What you have to do => Give the listing again character for character, but drop the images.

Records provided =>
○ ○ ○ ○ ○ ○ ○
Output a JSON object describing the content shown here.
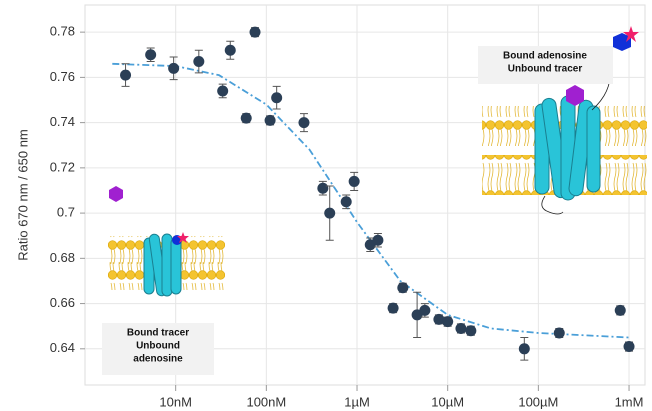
{
  "chart_data": {
    "type": "scatter",
    "y_label": "Ratio 670 nm / 650 nm",
    "xlog": true,
    "grid": true,
    "xlim": [
      1e-09,
      0.0015
    ],
    "ylim": [
      0.624,
      0.792
    ],
    "yticks": [
      0.64,
      0.66,
      0.68,
      0.7,
      0.72,
      0.74,
      0.76,
      0.78
    ],
    "xticks": [
      {
        "value": 1e-08,
        "label": "10nM"
      },
      {
        "value": 1e-07,
        "label": "100nM"
      },
      {
        "value": 1e-06,
        "label": "1µM"
      },
      {
        "value": 1e-05,
        "label": "10µM"
      },
      {
        "value": 0.0001,
        "label": "100µM"
      },
      {
        "value": 0.001,
        "label": "1mM"
      }
    ],
    "series": [
      {
        "type": "scatter",
        "color": "#2b3f56",
        "x": [
          2.8e-09,
          5.3e-09,
          9.5e-09,
          1.8e-08,
          3.3e-08,
          4e-08,
          6e-08,
          7.5e-08,
          1.1e-07,
          1.3e-07,
          2.6e-07,
          4.2e-07,
          5e-07,
          7.6e-07,
          9.3e-07,
          1.4e-06,
          1.7e-06,
          2.5e-06,
          3.2e-06,
          4.6e-06,
          5.6e-06,
          8e-06,
          1e-05,
          1.4e-05,
          1.8e-05,
          7e-05,
          0.00017,
          0.0008,
          0.001
        ],
        "values": [
          0.761,
          0.77,
          0.764,
          0.767,
          0.754,
          0.772,
          0.742,
          0.78,
          0.741,
          0.751,
          0.74,
          0.711,
          0.7,
          0.705,
          0.714,
          0.686,
          0.688,
          0.658,
          0.667,
          0.655,
          0.657,
          0.653,
          0.652,
          0.649,
          0.648,
          0.64,
          0.647,
          0.657,
          0.641
        ],
        "errors": [
          0.005,
          0.003,
          0.005,
          0.005,
          0.003,
          0.004,
          0.002,
          0.002,
          0.002,
          0.005,
          0.004,
          0.003,
          0.012,
          0.003,
          0.004,
          0.003,
          0.003,
          0.002,
          0.002,
          0.01,
          0.003,
          0.002,
          0.002,
          0.002,
          0.002,
          0.005,
          0.002,
          0.002,
          0.002
        ]
      },
      {
        "type": "line",
        "color": "#4a9fd8",
        "x": [
          2e-09,
          1e-08,
          3e-08,
          1e-07,
          3e-07,
          1e-06,
          3e-06,
          1e-05,
          3e-05,
          0.0001,
          0.001
        ],
        "values": [
          0.766,
          0.765,
          0.761,
          0.748,
          0.728,
          0.696,
          0.67,
          0.655,
          0.649,
          0.647,
          0.645
        ]
      }
    ],
    "annotations": [
      [
        "Bound adenosine",
        "Unbound tracer"
      ],
      [
        "Bound tracer",
        "Unbound",
        "adenosine"
      ]
    ]
  }
}
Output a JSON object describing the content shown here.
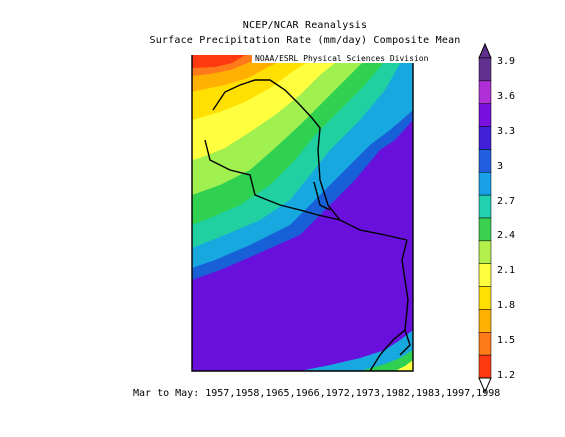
{
  "title": "NCEP/NCAR Reanalysis",
  "subtitle": "Surface Precipitation Rate (mm/day) Composite Mean",
  "credit": "NOAA/ESRL Physical Sciences Division",
  "period_label": "Mar to May: 1957,1958,1965,1966,1972,1973,1982,1983,1997,1998",
  "colorbar": {
    "ticks": [
      "1.2",
      "1.5",
      "1.8",
      "2.1",
      "2.4",
      "2.7",
      "3",
      "3.3",
      "3.6",
      "3.9"
    ],
    "colors": [
      "#ff3a10",
      "#ff7b1a",
      "#ffb000",
      "#ffe000",
      "#ffff40",
      "#b4f04c",
      "#3cd050",
      "#20d0b0",
      "#18a0e8",
      "#2060e0",
      "#4020d8",
      "#7810e0",
      "#b030d8",
      "#603090"
    ]
  }
}
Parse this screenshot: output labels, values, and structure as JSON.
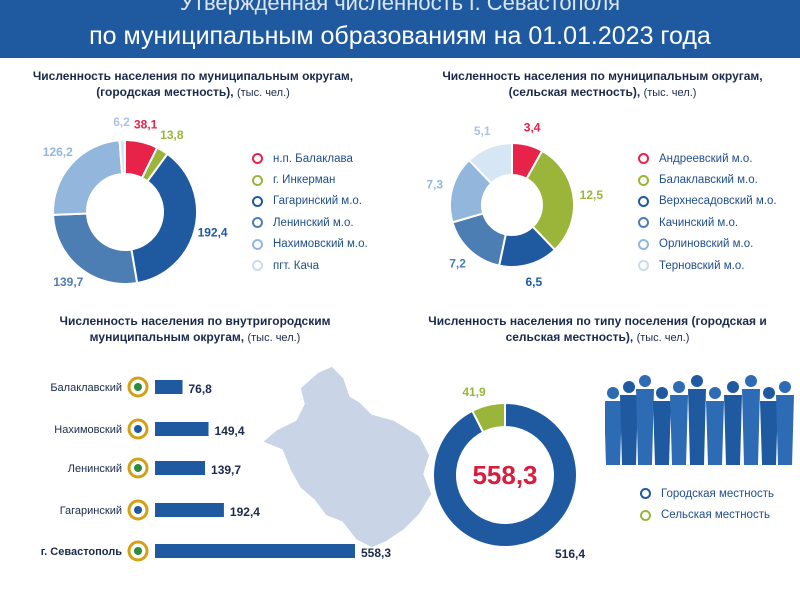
{
  "header": {
    "line1": "Утвержденная численность г. Севастополя",
    "line2": "по муниципальным образованиям на 01.01.2023 года"
  },
  "chart_data": [
    {
      "type": "pie",
      "title": "Численность населения по муниципальным округам, (городская местность),",
      "unit": "(тыс. чел.)",
      "labels": [
        "н.п. Балаклава",
        "г. Инкерман",
        "Гагаринский м.о.",
        "Ленинский м.о.",
        "Нахимовский м.о.",
        "пгт. Кача"
      ],
      "values": [
        38.1,
        13.8,
        192.4,
        139.7,
        126.2,
        6.2
      ],
      "value_labels": [
        "38,1",
        "13,8",
        "192,4",
        "139,7",
        "126,2",
        "6,2"
      ],
      "colors": [
        "#e8234a",
        "#9ab53a",
        "#1f5aa0",
        "#4d7eb3",
        "#93b7dc",
        "#d6e6f5"
      ]
    },
    {
      "type": "pie",
      "title": "Численность населения по муниципальным округам, (сельская местность),",
      "unit": "(тыс. чел.)",
      "labels": [
        "Андреевский м.о.",
        "Балаклавский м.о.",
        "Верхнесадовский м.о.",
        "Качинский м.о.",
        "Орлиновский м.о.",
        "Терновский м.о."
      ],
      "values": [
        3.4,
        12.5,
        6.5,
        7.2,
        7.3,
        5.1
      ],
      "value_labels": [
        "3,4",
        "12,5",
        "6,5",
        "7,2",
        "7,3",
        "5,1"
      ],
      "colors": [
        "#e8234a",
        "#9ab53a",
        "#1f5aa0",
        "#4d7eb3",
        "#93b7dc",
        "#d6e6f5"
      ]
    },
    {
      "type": "bar",
      "orientation": "horizontal",
      "title": "Численность населения по внутригородским муниципальным округам,",
      "unit": "(тыс. чел.)",
      "categories": [
        "Балаклавский",
        "Нахимовский",
        "Ленинский",
        "Гагаринский",
        "г. Севастополь"
      ],
      "values": [
        76.8,
        149.4,
        139.7,
        192.4,
        558.3
      ],
      "value_labels": [
        "76,8",
        "149,4",
        "139,7",
        "192,4",
        "558,3"
      ],
      "color": "#1f5aa0"
    },
    {
      "type": "pie",
      "title": "Численность населения по типу поселения (городская и сельская местность),",
      "unit": "(тыс. чел.)",
      "labels": [
        "Городская местность",
        "Сельская местность"
      ],
      "values": [
        516.4,
        41.9
      ],
      "value_labels": [
        "516,4",
        "41,9"
      ],
      "total_label": "558,3",
      "colors": [
        "#1f5aa0",
        "#9ab53a"
      ]
    }
  ]
}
○ ○ ○ ○ ○ ○ ○
Result of this task =>
Output a JSON object describing the content shown here.
{
  "chart_data": {
    "type": "scatter",
    "y_label": "Ratio 670 nm / 650 nm",
    "xlog": true,
    "grid": true,
    "xlim": [
      1e-09,
      0.0015
    ],
    "ylim": [
      0.624,
      0.792
    ],
    "yticks": [
      0.64,
      0.66,
      0.68,
      0.7,
      0.72,
      0.74,
      0.76,
      0.78
    ],
    "xticks": [
      {
        "value": 1e-08,
        "label": "10nM"
      },
      {
        "value": 1e-07,
        "label": "100nM"
      },
      {
        "value": 1e-06,
        "label": "1µM"
      },
      {
        "value": 1e-05,
        "label": "10µM"
      },
      {
        "value": 0.0001,
        "label": "100µM"
      },
      {
        "value": 0.001,
        "label": "1mM"
      }
    ],
    "series": [
      {
        "type": "scatter",
        "color": "#2b3f56",
        "x": [
          2.8e-09,
          5.3e-09,
          9.5e-09,
          1.8e-08,
          3.3e-08,
          4e-08,
          6e-08,
          7.5e-08,
          1.1e-07,
          1.3e-07,
          2.6e-07,
          4.2e-07,
          5e-07,
          7.6e-07,
          9.3e-07,
          1.4e-06,
          1.7e-06,
          2.5e-06,
          3.2e-06,
          4.6e-06,
          5.6e-06,
          8e-06,
          1e-05,
          1.4e-05,
          1.8e-05,
          7e-05,
          0.00017,
          0.0008,
          0.001
        ],
        "values": [
          0.761,
          0.77,
          0.764,
          0.767,
          0.754,
          0.772,
          0.742,
          0.78,
          0.741,
          0.751,
          0.74,
          0.711,
          0.7,
          0.705,
          0.714,
          0.686,
          0.688,
          0.658,
          0.667,
          0.655,
          0.657,
          0.653,
          0.652,
          0.649,
          0.648,
          0.64,
          0.647,
          0.657,
          0.641
        ],
        "errors": [
          0.005,
          0.003,
          0.005,
          0.005,
          0.003,
          0.004,
          0.002,
          0.002,
          0.002,
          0.005,
          0.004,
          0.003,
          0.012,
          0.003,
          0.004,
          0.003,
          0.003,
          0.002,
          0.002,
          0.01,
          0.003,
          0.002,
          0.002,
          0.002,
          0.002,
          0.005,
          0.002,
          0.002,
          0.002
        ]
      },
      {
        "type": "line",
        "color": "#4a9fd8",
        "x": [
          2e-09,
          1e-08,
          3e-08,
          1e-07,
          3e-07,
          1e-06,
          3e-06,
          1e-05,
          3e-05,
          0.0001,
          0.001
        ],
        "values": [
          0.766,
          0.765,
          0.761,
          0.748,
          0.728,
          0.696,
          0.67,
          0.655,
          0.649,
          0.647,
          0.645
        ]
      }
    ],
    "annotations": [
      [
        "Bound adenosine",
        "Unbound tracer"
      ],
      [
        "Bound tracer",
        "Unbound",
        "adenosine"
      ]
    ]
  }
}
Output a JSON object describing the content shown here.
{
  "title": "NCEP/NCAR Reanalysis",
  "subtitle": "Surface Precipitation Rate (mm/day) Composite Mean",
  "credit": "NOAA/ESRL Physical Sciences Division",
  "period_label": "Mar to May: 1957,1958,1965,1966,1972,1973,1982,1983,1997,1998",
  "colorbar": {
    "ticks": [
      "1.2",
      "1.5",
      "1.8",
      "2.1",
      "2.4",
      "2.7",
      "3",
      "3.3",
      "3.6",
      "3.9"
    ],
    "colors": [
      "#ff3a10",
      "#ff7b1a",
      "#ffb000",
      "#ffe000",
      "#ffff40",
      "#b4f04c",
      "#3cd050",
      "#20d0b0",
      "#18a0e8",
      "#2060e0",
      "#4020d8",
      "#7810e0",
      "#b030d8",
      "#603090"
    ]
  }
}
Parse this screenshot: output labels, values, and structure as JSON.
{
  "header": {
    "line1": "Утвержденная численность г. Севастополя",
    "line2": "по муниципальным образованиям на 01.01.2023 года"
  },
  "chart_data": [
    {
      "type": "pie",
      "title": "Численность населения по муниципальным округам, (городская местность),",
      "unit": "(тыс. чел.)",
      "labels": [
        "н.п. Балаклава",
        "г. Инкерман",
        "Гагаринский м.о.",
        "Ленинский м.о.",
        "Нахимовский м.о.",
        "пгт. Кача"
      ],
      "values": [
        38.1,
        13.8,
        192.4,
        139.7,
        126.2,
        6.2
      ],
      "value_labels": [
        "38,1",
        "13,8",
        "192,4",
        "139,7",
        "126,2",
        "6,2"
      ],
      "colors": [
        "#e8234a",
        "#9ab53a",
        "#1f5aa0",
        "#4d7eb3",
        "#93b7dc",
        "#d6e6f5"
      ]
    },
    {
      "type": "pie",
      "title": "Численность населения по муниципальным округам, (сельская местность),",
      "unit": "(тыс. чел.)",
      "labels": [
        "Андреевский м.о.",
        "Балаклавский м.о.",
        "Верхнесадовский м.о.",
        "Качинский м.о.",
        "Орлиновский м.о.",
        "Терновский м.о."
      ],
      "values": [
        3.4,
        12.5,
        6.5,
        7.2,
        7.3,
        5.1
      ],
      "value_labels": [
        "3,4",
        "12,5",
        "6,5",
        "7,2",
        "7,3",
        "5,1"
      ],
      "colors": [
        "#e8234a",
        "#9ab53a",
        "#1f5aa0",
        "#4d7eb3",
        "#93b7dc",
        "#d6e6f5"
      ]
    },
    {
      "type": "bar",
      "orientation": "horizontal",
      "title": "Численность населения по внутригородским муниципальным округам,",
      "unit": "(тыс. чел.)",
      "categories": [
        "Балаклавский",
        "Нахимовский",
        "Ленинский",
        "Гагаринский",
        "г. Севастополь"
      ],
      "values": [
        76.8,
        149.4,
        139.7,
        192.4,
        558.3
      ],
      "value_labels": [
        "76,8",
        "149,4",
        "139,7",
        "192,4",
        "558,3"
      ],
      "color": "#1f5aa0"
    },
    {
      "type": "pie",
      "title": "Численность населения по типу поселения (городская и сельская местность),",
      "unit": "(тыс. чел.)",
      "labels": [
        "Городская местность",
        "Сельская местность"
      ],
      "values": [
        516.4,
        41.9
      ],
      "value_labels": [
        "516,4",
        "41,9"
      ],
      "total_label": "558,3",
      "colors": [
        "#1f5aa0",
        "#9ab53a"
      ]
    }
  ]
}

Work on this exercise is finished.